### [Aim of the task]
Identify each line below containing the string "aura" and copy it.

### [Listing]

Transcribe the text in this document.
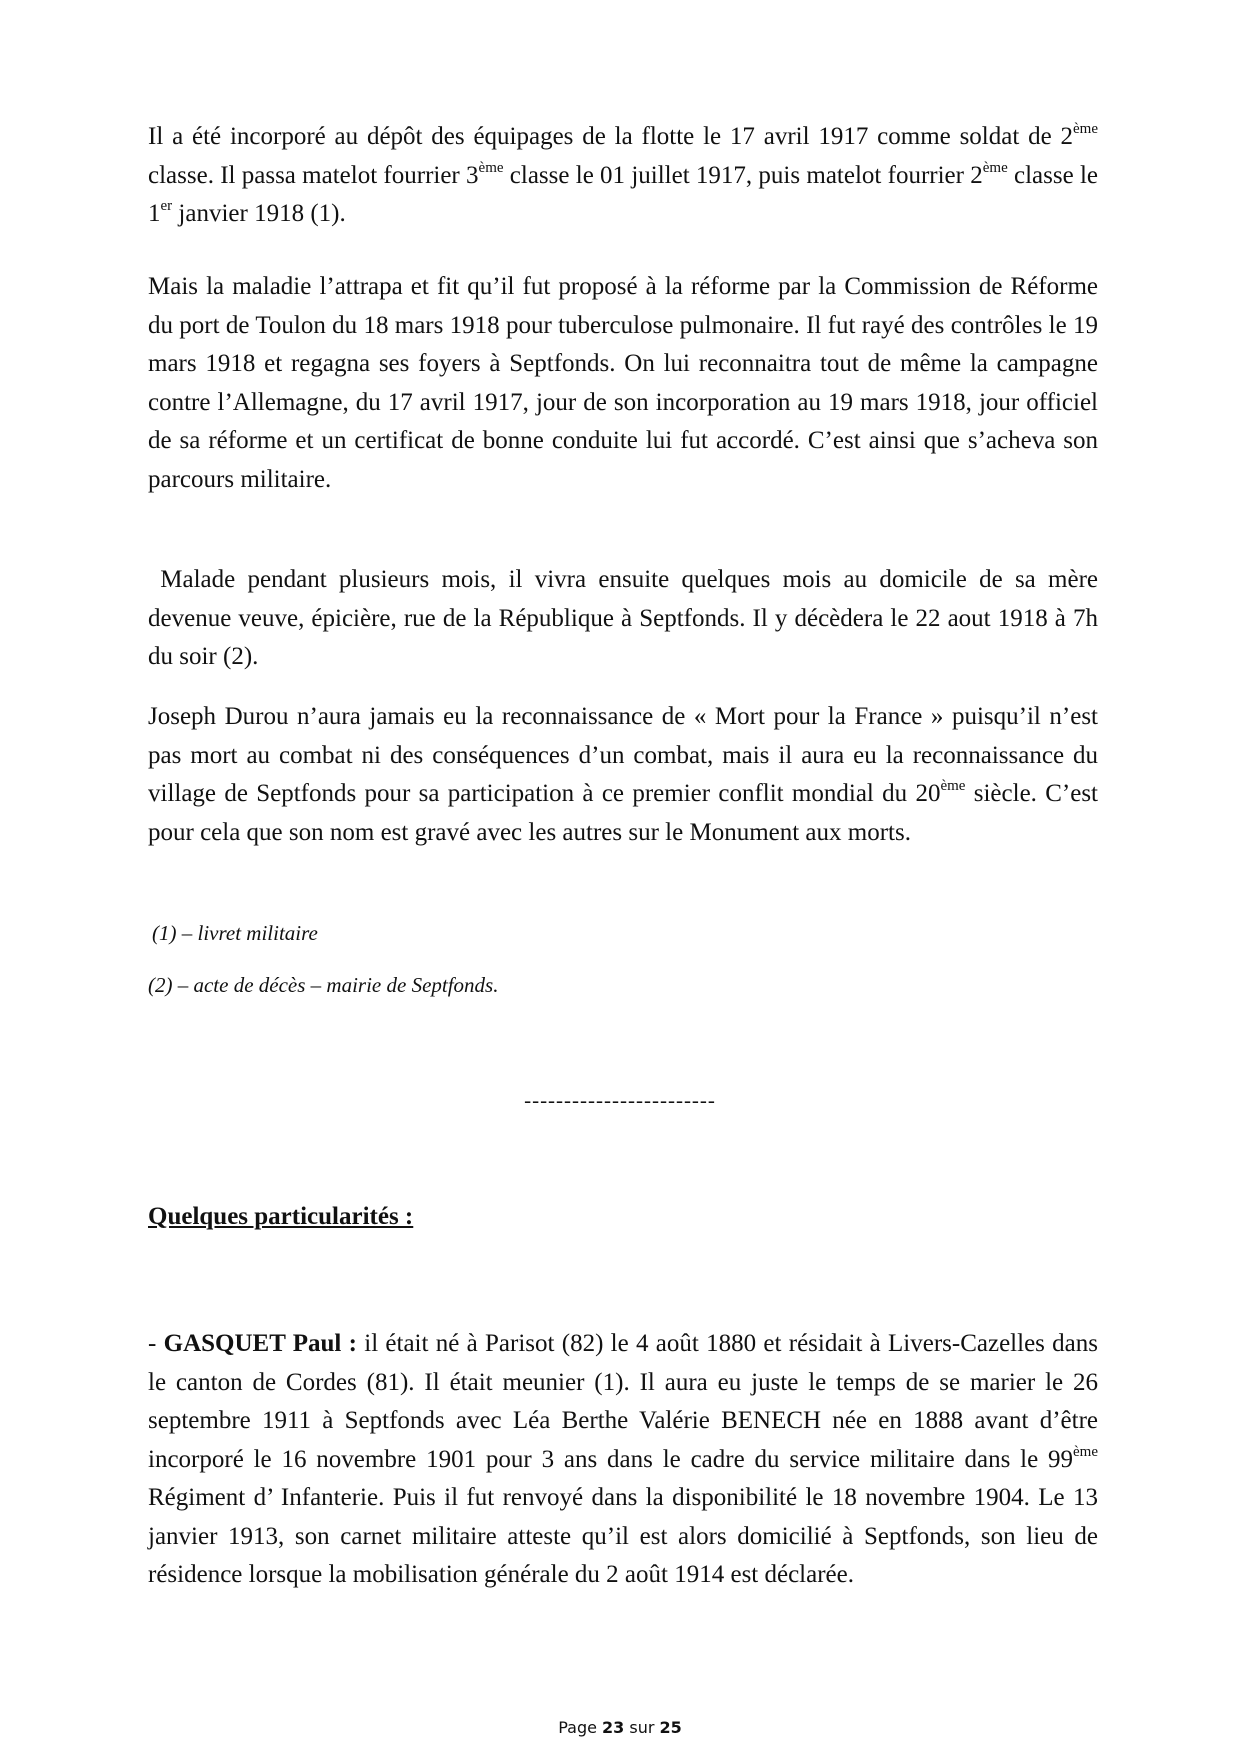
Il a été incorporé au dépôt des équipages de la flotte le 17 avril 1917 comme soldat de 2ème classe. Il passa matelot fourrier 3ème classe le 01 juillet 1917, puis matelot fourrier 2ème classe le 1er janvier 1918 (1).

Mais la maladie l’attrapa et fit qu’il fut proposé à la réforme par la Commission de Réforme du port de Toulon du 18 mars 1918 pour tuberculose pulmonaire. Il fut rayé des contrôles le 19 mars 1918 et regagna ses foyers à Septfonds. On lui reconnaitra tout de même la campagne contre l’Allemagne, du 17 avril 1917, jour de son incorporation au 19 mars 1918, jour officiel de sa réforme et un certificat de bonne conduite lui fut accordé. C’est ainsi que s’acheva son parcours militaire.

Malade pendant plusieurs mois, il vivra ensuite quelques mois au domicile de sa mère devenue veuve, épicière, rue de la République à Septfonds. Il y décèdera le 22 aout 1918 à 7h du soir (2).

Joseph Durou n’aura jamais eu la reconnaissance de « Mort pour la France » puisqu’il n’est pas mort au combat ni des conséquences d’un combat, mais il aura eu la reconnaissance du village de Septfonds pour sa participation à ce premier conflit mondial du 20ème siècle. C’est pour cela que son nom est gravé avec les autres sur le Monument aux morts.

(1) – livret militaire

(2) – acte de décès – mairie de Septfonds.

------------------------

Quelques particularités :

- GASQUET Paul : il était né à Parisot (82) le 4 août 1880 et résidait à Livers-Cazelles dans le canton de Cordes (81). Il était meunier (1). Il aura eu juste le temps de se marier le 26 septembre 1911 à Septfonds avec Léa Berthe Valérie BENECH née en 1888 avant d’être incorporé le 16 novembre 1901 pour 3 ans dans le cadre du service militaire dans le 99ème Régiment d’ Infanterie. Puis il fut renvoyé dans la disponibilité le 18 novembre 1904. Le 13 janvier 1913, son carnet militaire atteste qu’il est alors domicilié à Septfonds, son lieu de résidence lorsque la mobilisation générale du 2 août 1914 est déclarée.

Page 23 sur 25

### [Answer to this task]
Joseph Durou n’aura jamais eu la reconnaissance de « Mort pour la France » puisqu’il n’est pas mort au combat ni des conséquences d’un combat, mais il aura eu la reconnaissance du village de Septfonds pour sa participation à ce premier conflit mondial du 20ème siècle. C’est pour cela que son nom est gravé avec les autres sur le Monument aux morts.
- GASQUET Paul : il était né à Parisot (82) le 4 août 1880 et résidait à Livers-Cazelles dans le canton de Cordes (81). Il était meunier (1). Il aura eu juste le temps de se marier le 26 septembre 1911 à Septfonds avec Léa Berthe Valérie BENECH née en 1888 avant d’être incorporé le 16 novembre 1901 pour 3 ans dans le cadre du service militaire dans le 99ème Régiment d’ Infanterie. Puis il fut renvoyé dans la disponibilité le 18 novembre 1904. Le 13 janvier 1913, son carnet militaire atteste qu’il est alors domicilié à Septfonds, son lieu de résidence lorsque la mobilisation générale du 2 août 1914 est déclarée.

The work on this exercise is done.